▶ [Written exercise]:
Scan the data below and pick out the lines containing the word "triệu".

Chart and figure data

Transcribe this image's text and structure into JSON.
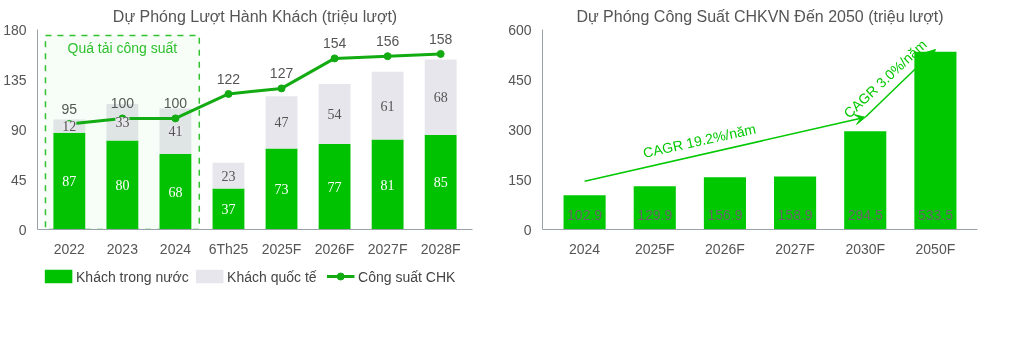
{
  "chart_data": [
    {
      "type": "bar",
      "title": "Dự Phóng Lượt Hành Khách (triệu lượt)",
      "stacked": true,
      "categories": [
        "2022",
        "2023",
        "2024",
        "6Th25",
        "2025F",
        "2026F",
        "2027F",
        "2028F"
      ],
      "series": [
        {
          "name": "Khách trong nước",
          "color": "#00c200",
          "values": [
            87,
            80,
            68,
            37,
            73,
            77,
            81,
            85
          ]
        },
        {
          "name": "Khách quốc tế",
          "color": "#e6e6ec",
          "values": [
            12,
            33,
            41,
            23,
            47,
            54,
            61,
            68
          ]
        },
        {
          "name": "Công suất CHK",
          "type": "line",
          "color": "#12ab12",
          "marker": "circle",
          "line_style": "solid",
          "values": [
            95,
            100,
            100,
            122,
            127,
            154,
            156,
            158
          ]
        }
      ],
      "ylim": [
        0,
        180
      ],
      "yticks": [
        0,
        45,
        90,
        135,
        180
      ],
      "grid": false,
      "data_labels": true,
      "legend": "bottom",
      "bands": [
        {
          "axis": "x",
          "from": "2022",
          "to": "2024",
          "label": "Quá tải công suất",
          "color": "#2fc12f"
        }
      ]
    },
    {
      "type": "bar",
      "title": "Dự Phóng Công Suất CHKVN Đến 2050 (triệu lượt)",
      "categories": [
        "2024",
        "2025F",
        "2026F",
        "2027F",
        "2030F",
        "2050F"
      ],
      "series": [
        {
          "color": "#00c800",
          "values": [
            102.9,
            129.9,
            156.9,
            158.9,
            294.5,
            533.5
          ]
        }
      ],
      "ylim": [
        0,
        600
      ],
      "yticks": [
        0,
        150,
        300,
        450,
        600
      ],
      "grid": false,
      "data_labels": true,
      "annotations": [
        "CAGR 19.2%/năm",
        "CAGR 3.0%/năm"
      ]
    }
  ]
}
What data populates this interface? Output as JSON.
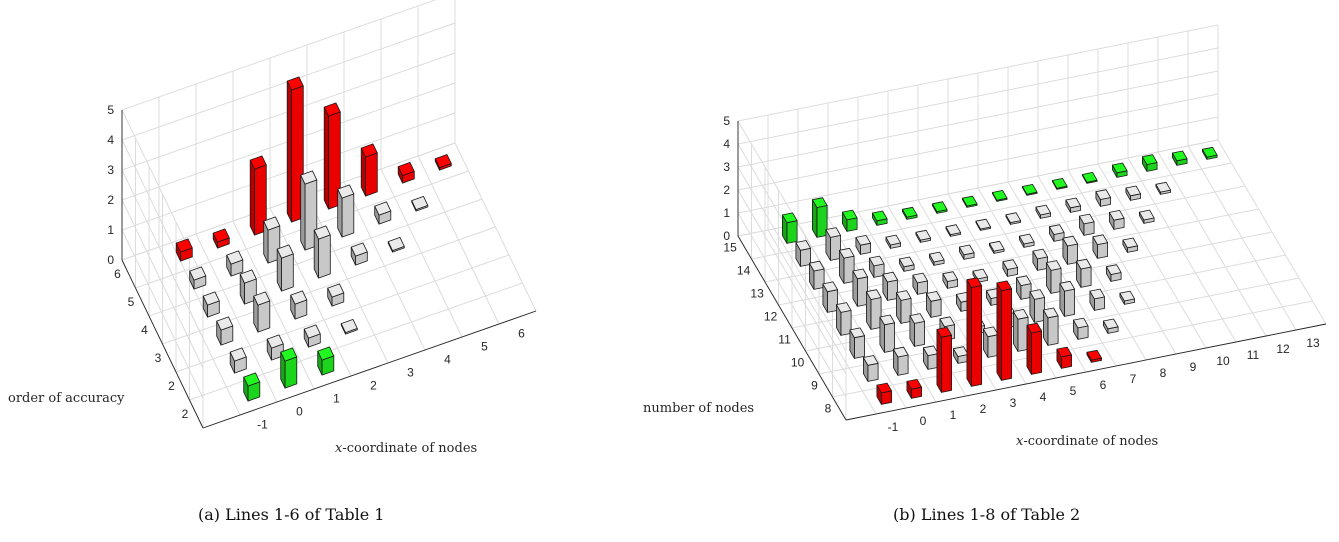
{
  "chart_data": [
    {
      "type": "bar3d",
      "xlabel_prefix": "x",
      "xlabel": "-coordinate of nodes",
      "ylabel": "order of accuracy",
      "zlabel": "",
      "x_ticks": [
        "-1",
        "0",
        "1",
        "2",
        "3",
        "4",
        "5",
        "6"
      ],
      "y_ticks": [
        "2",
        "2",
        "3",
        "4",
        "5",
        "6"
      ],
      "z_ticks": [
        "0",
        "1",
        "2",
        "3",
        "4",
        "5"
      ],
      "xlim": [
        -2,
        7
      ],
      "zlim": [
        0,
        5
      ],
      "colors": {
        "red": "#ff0000",
        "gray": "#d9d9d9",
        "green": "#1ee61e"
      },
      "caption": "(a) Lines 1-6 of Table 1",
      "bars": [
        {
          "row": 6,
          "x": -1,
          "z": 0.3,
          "color": "red"
        },
        {
          "row": 6,
          "x": 0,
          "z": 0.2,
          "color": "red"
        },
        {
          "row": 6,
          "x": 1,
          "z": 2.2,
          "color": "red"
        },
        {
          "row": 6,
          "x": 2,
          "z": 4.4,
          "color": "red"
        },
        {
          "row": 6,
          "x": 3,
          "z": 3.1,
          "color": "red"
        },
        {
          "row": 6,
          "x": 4,
          "z": 1.3,
          "color": "red"
        },
        {
          "row": 6,
          "x": 5,
          "z": 0.25,
          "color": "red"
        },
        {
          "row": 6,
          "x": 6,
          "z": 0.08,
          "color": "red"
        },
        {
          "row": 5,
          "x": -1,
          "z": 0.3,
          "color": "gray"
        },
        {
          "row": 5,
          "x": 0,
          "z": 0.4,
          "color": "gray"
        },
        {
          "row": 5,
          "x": 1,
          "z": 1.1,
          "color": "gray"
        },
        {
          "row": 5,
          "x": 2,
          "z": 2.2,
          "color": "gray"
        },
        {
          "row": 5,
          "x": 3,
          "z": 1.3,
          "color": "gray"
        },
        {
          "row": 5,
          "x": 4,
          "z": 0.3,
          "color": "gray"
        },
        {
          "row": 5,
          "x": 5,
          "z": 0.05,
          "color": "gray"
        },
        {
          "row": 4,
          "x": -1,
          "z": 0.4,
          "color": "gray"
        },
        {
          "row": 4,
          "x": 0,
          "z": 0.7,
          "color": "gray"
        },
        {
          "row": 4,
          "x": 1,
          "z": 1.1,
          "color": "gray"
        },
        {
          "row": 4,
          "x": 2,
          "z": 1.3,
          "color": "gray"
        },
        {
          "row": 4,
          "x": 3,
          "z": 0.3,
          "color": "gray"
        },
        {
          "row": 4,
          "x": 4,
          "z": 0.05,
          "color": "gray"
        },
        {
          "row": 3,
          "x": -1,
          "z": 0.5,
          "color": "gray"
        },
        {
          "row": 3,
          "x": 0,
          "z": 0.9,
          "color": "gray"
        },
        {
          "row": 3,
          "x": 1,
          "z": 0.5,
          "color": "gray"
        },
        {
          "row": 3,
          "x": 2,
          "z": 0.3,
          "color": "gray"
        },
        {
          "row": 2,
          "x": -1,
          "z": 0.4,
          "color": "gray"
        },
        {
          "row": 2,
          "x": 0,
          "z": 0.4,
          "color": "gray"
        },
        {
          "row": 2,
          "x": 1,
          "z": 0.3,
          "color": "gray"
        },
        {
          "row": 2,
          "x": 2,
          "z": 0.05,
          "color": "gray"
        },
        {
          "row": 1,
          "x": -1,
          "z": 0.5,
          "color": "green"
        },
        {
          "row": 1,
          "x": 0,
          "z": 0.9,
          "color": "green"
        },
        {
          "row": 1,
          "x": 1,
          "z": 0.5,
          "color": "green"
        }
      ]
    },
    {
      "type": "bar3d",
      "xlabel_prefix": "x",
      "xlabel": "-coordinate of nodes",
      "ylabel": "number of nodes",
      "zlabel": "",
      "x_ticks": [
        "-1",
        "0",
        "1",
        "2",
        "3",
        "4",
        "5",
        "6",
        "7",
        "8",
        "9",
        "10",
        "11",
        "12",
        "13"
      ],
      "y_ticks": [
        "8",
        "9",
        "10",
        "11",
        "12",
        "13",
        "14",
        "15"
      ],
      "z_ticks": [
        "0",
        "1",
        "2",
        "3",
        "4",
        "5"
      ],
      "xlim": [
        -2,
        14
      ],
      "zlim": [
        0,
        5
      ],
      "colors": {
        "red": "#ff0000",
        "gray": "#d9d9d9",
        "green": "#1ee61e"
      },
      "caption": "(b) Lines 1-8 of Table 2",
      "bars": [
        {
          "row": 15,
          "x": -1,
          "z": 0.9,
          "color": "green"
        },
        {
          "row": 15,
          "x": 0,
          "z": 1.3,
          "color": "green"
        },
        {
          "row": 15,
          "x": 1,
          "z": 0.5,
          "color": "green"
        },
        {
          "row": 15,
          "x": 2,
          "z": 0.2,
          "color": "green"
        },
        {
          "row": 15,
          "x": 3,
          "z": 0.1,
          "color": "green"
        },
        {
          "row": 15,
          "x": 4,
          "z": 0.08,
          "color": "green"
        },
        {
          "row": 15,
          "x": 5,
          "z": 0.06,
          "color": "green"
        },
        {
          "row": 15,
          "x": 6,
          "z": 0.05,
          "color": "green"
        },
        {
          "row": 15,
          "x": 7,
          "z": 0.05,
          "color": "green"
        },
        {
          "row": 15,
          "x": 8,
          "z": 0.05,
          "color": "green"
        },
        {
          "row": 15,
          "x": 9,
          "z": 0.05,
          "color": "green"
        },
        {
          "row": 15,
          "x": 10,
          "z": 0.2,
          "color": "green"
        },
        {
          "row": 15,
          "x": 11,
          "z": 0.3,
          "color": "green"
        },
        {
          "row": 15,
          "x": 12,
          "z": 0.2,
          "color": "green"
        },
        {
          "row": 15,
          "x": 13,
          "z": 0.1,
          "color": "green"
        },
        {
          "row": 14,
          "x": -1,
          "z": 0.7,
          "color": "gray"
        },
        {
          "row": 14,
          "x": 0,
          "z": 1.0,
          "color": "gray"
        },
        {
          "row": 14,
          "x": 1,
          "z": 0.4,
          "color": "gray"
        },
        {
          "row": 14,
          "x": 2,
          "z": 0.15,
          "color": "gray"
        },
        {
          "row": 14,
          "x": 3,
          "z": 0.1,
          "color": "gray"
        },
        {
          "row": 14,
          "x": 4,
          "z": 0.08,
          "color": "gray"
        },
        {
          "row": 14,
          "x": 5,
          "z": 0.06,
          "color": "gray"
        },
        {
          "row": 14,
          "x": 6,
          "z": 0.08,
          "color": "gray"
        },
        {
          "row": 14,
          "x": 7,
          "z": 0.15,
          "color": "gray"
        },
        {
          "row": 14,
          "x": 8,
          "z": 0.2,
          "color": "gray"
        },
        {
          "row": 14,
          "x": 9,
          "z": 0.3,
          "color": "gray"
        },
        {
          "row": 14,
          "x": 10,
          "z": 0.2,
          "color": "gray"
        },
        {
          "row": 14,
          "x": 11,
          "z": 0.1,
          "color": "gray"
        },
        {
          "row": 13,
          "x": -1,
          "z": 0.8,
          "color": "gray"
        },
        {
          "row": 13,
          "x": 0,
          "z": 1.1,
          "color": "gray"
        },
        {
          "row": 13,
          "x": 1,
          "z": 0.5,
          "color": "gray"
        },
        {
          "row": 13,
          "x": 2,
          "z": 0.2,
          "color": "gray"
        },
        {
          "row": 13,
          "x": 3,
          "z": 0.15,
          "color": "gray"
        },
        {
          "row": 13,
          "x": 4,
          "z": 0.2,
          "color": "gray"
        },
        {
          "row": 13,
          "x": 5,
          "z": 0.1,
          "color": "gray"
        },
        {
          "row": 13,
          "x": 6,
          "z": 0.15,
          "color": "gray"
        },
        {
          "row": 13,
          "x": 7,
          "z": 0.3,
          "color": "gray"
        },
        {
          "row": 13,
          "x": 8,
          "z": 0.5,
          "color": "gray"
        },
        {
          "row": 13,
          "x": 9,
          "z": 0.4,
          "color": "gray"
        },
        {
          "row": 13,
          "x": 10,
          "z": 0.15,
          "color": "gray"
        },
        {
          "row": 12,
          "x": -1,
          "z": 0.9,
          "color": "gray"
        },
        {
          "row": 12,
          "x": 0,
          "z": 1.2,
          "color": "gray"
        },
        {
          "row": 12,
          "x": 1,
          "z": 0.8,
          "color": "gray"
        },
        {
          "row": 12,
          "x": 2,
          "z": 0.5,
          "color": "gray"
        },
        {
          "row": 12,
          "x": 3,
          "z": 0.3,
          "color": "gray"
        },
        {
          "row": 12,
          "x": 4,
          "z": 0.15,
          "color": "gray"
        },
        {
          "row": 12,
          "x": 5,
          "z": 0.3,
          "color": "gray"
        },
        {
          "row": 12,
          "x": 6,
          "z": 0.5,
          "color": "gray"
        },
        {
          "row": 12,
          "x": 7,
          "z": 0.8,
          "color": "gray"
        },
        {
          "row": 12,
          "x": 8,
          "z": 0.6,
          "color": "gray"
        },
        {
          "row": 12,
          "x": 9,
          "z": 0.2,
          "color": "gray"
        },
        {
          "row": 11,
          "x": -1,
          "z": 1.0,
          "color": "gray"
        },
        {
          "row": 11,
          "x": 0,
          "z": 1.3,
          "color": "gray"
        },
        {
          "row": 11,
          "x": 1,
          "z": 1.0,
          "color": "gray"
        },
        {
          "row": 11,
          "x": 2,
          "z": 0.7,
          "color": "gray"
        },
        {
          "row": 11,
          "x": 3,
          "z": 0.4,
          "color": "gray"
        },
        {
          "row": 11,
          "x": 4,
          "z": 0.3,
          "color": "gray"
        },
        {
          "row": 11,
          "x": 5,
          "z": 0.6,
          "color": "gray"
        },
        {
          "row": 11,
          "x": 6,
          "z": 1.0,
          "color": "gray"
        },
        {
          "row": 11,
          "x": 7,
          "z": 0.8,
          "color": "gray"
        },
        {
          "row": 11,
          "x": 8,
          "z": 0.3,
          "color": "gray"
        },
        {
          "row": 10,
          "x": -1,
          "z": 0.9,
          "color": "gray"
        },
        {
          "row": 10,
          "x": 0,
          "z": 1.2,
          "color": "gray"
        },
        {
          "row": 10,
          "x": 1,
          "z": 1.0,
          "color": "gray"
        },
        {
          "row": 10,
          "x": 2,
          "z": 0.6,
          "color": "gray"
        },
        {
          "row": 10,
          "x": 3,
          "z": 0.3,
          "color": "gray"
        },
        {
          "row": 10,
          "x": 4,
          "z": 0.6,
          "color": "gray"
        },
        {
          "row": 10,
          "x": 5,
          "z": 1.0,
          "color": "gray"
        },
        {
          "row": 10,
          "x": 6,
          "z": 1.1,
          "color": "gray"
        },
        {
          "row": 10,
          "x": 7,
          "z": 0.5,
          "color": "gray"
        },
        {
          "row": 10,
          "x": 8,
          "z": 0.15,
          "color": "gray"
        },
        {
          "row": 9,
          "x": -1,
          "z": 0.7,
          "color": "gray"
        },
        {
          "row": 9,
          "x": 0,
          "z": 0.8,
          "color": "gray"
        },
        {
          "row": 9,
          "x": 1,
          "z": 0.6,
          "color": "gray"
        },
        {
          "row": 9,
          "x": 2,
          "z": 0.3,
          "color": "gray"
        },
        {
          "row": 9,
          "x": 3,
          "z": 0.9,
          "color": "gray"
        },
        {
          "row": 9,
          "x": 4,
          "z": 1.4,
          "color": "gray"
        },
        {
          "row": 9,
          "x": 5,
          "z": 1.2,
          "color": "gray"
        },
        {
          "row": 9,
          "x": 6,
          "z": 0.5,
          "color": "gray"
        },
        {
          "row": 9,
          "x": 7,
          "z": 0.2,
          "color": "gray"
        },
        {
          "row": 8,
          "x": -1,
          "z": 0.5,
          "color": "red"
        },
        {
          "row": 8,
          "x": 0,
          "z": 0.4,
          "color": "red"
        },
        {
          "row": 8,
          "x": 1,
          "z": 2.4,
          "color": "red"
        },
        {
          "row": 8,
          "x": 2,
          "z": 4.3,
          "color": "red"
        },
        {
          "row": 8,
          "x": 3,
          "z": 3.9,
          "color": "red"
        },
        {
          "row": 8,
          "x": 4,
          "z": 1.8,
          "color": "red"
        },
        {
          "row": 8,
          "x": 5,
          "z": 0.5,
          "color": "red"
        },
        {
          "row": 8,
          "x": 6,
          "z": 0.1,
          "color": "red"
        }
      ]
    }
  ]
}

▶ [Result below]:
      "title": "Dự Phóng Lượt Hành Khách (triệu lượt)",
      "title": "Dự Phóng Công Suất CHKVN Đến 2050 (triệu lượt)",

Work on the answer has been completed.